Keep only the lines where "labels" appears.

• **Input for this task**

= = = =

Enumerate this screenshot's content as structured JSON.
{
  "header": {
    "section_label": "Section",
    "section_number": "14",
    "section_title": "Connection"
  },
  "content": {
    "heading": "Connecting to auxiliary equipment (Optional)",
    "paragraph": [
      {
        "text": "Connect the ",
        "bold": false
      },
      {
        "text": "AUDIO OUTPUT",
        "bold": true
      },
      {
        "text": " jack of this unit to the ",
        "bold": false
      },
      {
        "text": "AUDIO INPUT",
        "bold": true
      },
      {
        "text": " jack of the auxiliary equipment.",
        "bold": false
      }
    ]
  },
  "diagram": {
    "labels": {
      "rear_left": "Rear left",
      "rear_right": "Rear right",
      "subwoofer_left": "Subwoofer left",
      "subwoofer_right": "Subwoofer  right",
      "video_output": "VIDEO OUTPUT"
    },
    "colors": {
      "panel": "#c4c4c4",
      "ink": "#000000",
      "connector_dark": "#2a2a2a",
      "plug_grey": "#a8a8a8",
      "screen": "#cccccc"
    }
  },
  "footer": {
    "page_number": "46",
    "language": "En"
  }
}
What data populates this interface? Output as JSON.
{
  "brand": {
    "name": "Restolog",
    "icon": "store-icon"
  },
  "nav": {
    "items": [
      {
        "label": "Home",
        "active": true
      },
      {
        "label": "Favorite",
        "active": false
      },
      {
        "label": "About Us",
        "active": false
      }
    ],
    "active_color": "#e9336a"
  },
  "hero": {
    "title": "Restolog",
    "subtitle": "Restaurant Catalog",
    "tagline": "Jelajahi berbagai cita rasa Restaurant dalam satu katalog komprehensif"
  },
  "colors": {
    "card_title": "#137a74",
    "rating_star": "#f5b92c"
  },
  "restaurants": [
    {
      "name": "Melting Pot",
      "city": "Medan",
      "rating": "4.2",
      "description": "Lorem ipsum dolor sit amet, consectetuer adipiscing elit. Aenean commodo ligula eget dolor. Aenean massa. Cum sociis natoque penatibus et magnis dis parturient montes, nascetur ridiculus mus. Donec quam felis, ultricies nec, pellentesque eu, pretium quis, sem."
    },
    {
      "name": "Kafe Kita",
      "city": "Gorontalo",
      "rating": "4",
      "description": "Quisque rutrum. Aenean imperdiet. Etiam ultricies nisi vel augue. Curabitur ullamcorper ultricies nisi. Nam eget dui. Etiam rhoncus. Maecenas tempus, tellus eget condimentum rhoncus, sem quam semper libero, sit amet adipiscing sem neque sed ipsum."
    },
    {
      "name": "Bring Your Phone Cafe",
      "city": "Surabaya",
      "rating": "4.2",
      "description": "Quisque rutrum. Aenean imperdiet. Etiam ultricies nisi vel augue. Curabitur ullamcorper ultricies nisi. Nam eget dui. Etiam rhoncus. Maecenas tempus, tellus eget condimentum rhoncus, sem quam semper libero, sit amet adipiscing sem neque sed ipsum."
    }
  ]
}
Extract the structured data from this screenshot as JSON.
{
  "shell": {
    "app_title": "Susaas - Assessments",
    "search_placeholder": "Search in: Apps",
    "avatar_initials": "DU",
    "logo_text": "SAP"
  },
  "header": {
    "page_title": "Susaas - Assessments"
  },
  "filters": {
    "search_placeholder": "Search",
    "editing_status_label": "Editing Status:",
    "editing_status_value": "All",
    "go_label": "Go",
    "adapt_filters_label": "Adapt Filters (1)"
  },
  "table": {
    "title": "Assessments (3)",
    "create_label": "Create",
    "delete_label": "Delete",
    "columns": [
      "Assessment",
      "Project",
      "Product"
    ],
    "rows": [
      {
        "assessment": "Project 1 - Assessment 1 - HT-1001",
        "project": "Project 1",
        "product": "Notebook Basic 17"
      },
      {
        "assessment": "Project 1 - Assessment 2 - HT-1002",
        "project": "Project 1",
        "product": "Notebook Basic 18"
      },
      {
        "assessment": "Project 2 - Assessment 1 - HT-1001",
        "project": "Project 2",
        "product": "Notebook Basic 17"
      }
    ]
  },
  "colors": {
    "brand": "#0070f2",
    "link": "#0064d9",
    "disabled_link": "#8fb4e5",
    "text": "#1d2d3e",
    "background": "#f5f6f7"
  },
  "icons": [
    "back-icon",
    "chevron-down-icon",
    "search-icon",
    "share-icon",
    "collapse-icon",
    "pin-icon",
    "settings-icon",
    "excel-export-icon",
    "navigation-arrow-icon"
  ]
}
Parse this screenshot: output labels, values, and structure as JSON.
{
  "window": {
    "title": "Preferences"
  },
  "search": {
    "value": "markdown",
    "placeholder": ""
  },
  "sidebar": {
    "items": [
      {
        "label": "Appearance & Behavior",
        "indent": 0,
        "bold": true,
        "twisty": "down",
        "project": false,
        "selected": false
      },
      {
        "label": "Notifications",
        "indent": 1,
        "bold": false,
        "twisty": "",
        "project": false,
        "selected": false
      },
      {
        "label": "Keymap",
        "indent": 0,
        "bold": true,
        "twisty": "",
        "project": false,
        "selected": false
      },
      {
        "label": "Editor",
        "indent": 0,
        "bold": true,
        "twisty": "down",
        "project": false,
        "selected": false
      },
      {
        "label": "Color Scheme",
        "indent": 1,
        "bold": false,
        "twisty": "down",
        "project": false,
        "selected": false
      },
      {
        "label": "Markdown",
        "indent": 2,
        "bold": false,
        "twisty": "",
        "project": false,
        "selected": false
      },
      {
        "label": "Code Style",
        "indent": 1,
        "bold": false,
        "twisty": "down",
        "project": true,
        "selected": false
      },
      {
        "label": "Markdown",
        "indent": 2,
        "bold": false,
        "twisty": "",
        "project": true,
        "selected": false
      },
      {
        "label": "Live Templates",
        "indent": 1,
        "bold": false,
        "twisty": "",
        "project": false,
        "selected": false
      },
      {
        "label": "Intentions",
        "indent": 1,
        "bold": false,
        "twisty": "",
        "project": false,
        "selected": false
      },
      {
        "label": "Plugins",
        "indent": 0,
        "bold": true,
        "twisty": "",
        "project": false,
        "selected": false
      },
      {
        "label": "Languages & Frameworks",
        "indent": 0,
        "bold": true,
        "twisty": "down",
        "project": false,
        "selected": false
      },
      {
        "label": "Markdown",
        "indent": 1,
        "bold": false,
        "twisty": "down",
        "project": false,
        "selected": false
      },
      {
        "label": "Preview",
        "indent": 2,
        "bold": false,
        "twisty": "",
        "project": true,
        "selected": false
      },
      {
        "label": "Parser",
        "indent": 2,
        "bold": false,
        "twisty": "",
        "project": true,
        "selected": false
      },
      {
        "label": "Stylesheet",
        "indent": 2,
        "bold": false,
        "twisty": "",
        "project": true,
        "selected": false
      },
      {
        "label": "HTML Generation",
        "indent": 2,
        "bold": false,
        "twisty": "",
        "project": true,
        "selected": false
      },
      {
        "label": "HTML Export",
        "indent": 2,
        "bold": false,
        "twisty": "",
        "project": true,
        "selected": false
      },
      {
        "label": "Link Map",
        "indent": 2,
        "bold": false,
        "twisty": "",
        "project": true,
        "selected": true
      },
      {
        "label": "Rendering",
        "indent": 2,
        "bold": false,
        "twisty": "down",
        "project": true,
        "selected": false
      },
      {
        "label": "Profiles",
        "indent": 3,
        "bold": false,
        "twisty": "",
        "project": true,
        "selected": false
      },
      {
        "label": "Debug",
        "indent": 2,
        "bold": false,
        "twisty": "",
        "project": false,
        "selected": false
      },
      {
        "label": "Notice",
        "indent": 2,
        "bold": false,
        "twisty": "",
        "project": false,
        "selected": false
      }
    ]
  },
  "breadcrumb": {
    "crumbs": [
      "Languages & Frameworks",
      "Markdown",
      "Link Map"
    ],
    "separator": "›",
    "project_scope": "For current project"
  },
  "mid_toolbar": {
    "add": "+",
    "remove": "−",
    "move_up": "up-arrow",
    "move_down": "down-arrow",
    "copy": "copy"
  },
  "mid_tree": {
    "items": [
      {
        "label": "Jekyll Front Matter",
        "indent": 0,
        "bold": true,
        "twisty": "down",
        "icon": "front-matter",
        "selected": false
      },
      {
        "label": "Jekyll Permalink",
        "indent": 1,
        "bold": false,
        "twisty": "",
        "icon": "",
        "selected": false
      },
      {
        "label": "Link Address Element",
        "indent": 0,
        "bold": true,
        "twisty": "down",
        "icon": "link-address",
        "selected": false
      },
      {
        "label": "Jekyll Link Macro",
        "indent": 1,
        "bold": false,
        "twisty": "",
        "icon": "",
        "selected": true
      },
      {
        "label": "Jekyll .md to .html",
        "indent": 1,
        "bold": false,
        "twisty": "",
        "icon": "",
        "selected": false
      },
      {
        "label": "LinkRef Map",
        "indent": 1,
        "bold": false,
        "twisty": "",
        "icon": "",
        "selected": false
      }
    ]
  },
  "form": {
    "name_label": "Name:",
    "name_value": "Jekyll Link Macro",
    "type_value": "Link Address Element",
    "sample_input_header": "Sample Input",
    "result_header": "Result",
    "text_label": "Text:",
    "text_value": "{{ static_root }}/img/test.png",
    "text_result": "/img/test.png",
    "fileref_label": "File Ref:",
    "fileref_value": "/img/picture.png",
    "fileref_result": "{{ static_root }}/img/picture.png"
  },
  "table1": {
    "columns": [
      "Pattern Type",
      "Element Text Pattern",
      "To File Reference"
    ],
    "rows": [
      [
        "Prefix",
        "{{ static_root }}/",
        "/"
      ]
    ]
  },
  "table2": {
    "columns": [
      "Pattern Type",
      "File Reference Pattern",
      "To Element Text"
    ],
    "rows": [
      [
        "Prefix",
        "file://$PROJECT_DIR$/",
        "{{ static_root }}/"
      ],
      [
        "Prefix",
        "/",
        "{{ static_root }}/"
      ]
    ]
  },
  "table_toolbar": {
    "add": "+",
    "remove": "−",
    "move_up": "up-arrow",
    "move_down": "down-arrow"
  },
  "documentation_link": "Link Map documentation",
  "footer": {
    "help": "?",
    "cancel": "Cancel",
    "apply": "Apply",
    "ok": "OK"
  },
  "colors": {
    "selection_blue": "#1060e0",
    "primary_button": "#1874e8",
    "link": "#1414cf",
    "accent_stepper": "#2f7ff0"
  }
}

= = = =

• **Solution**
    "labels": {
Parse this screenshot: output labels, values, and structure as JSON.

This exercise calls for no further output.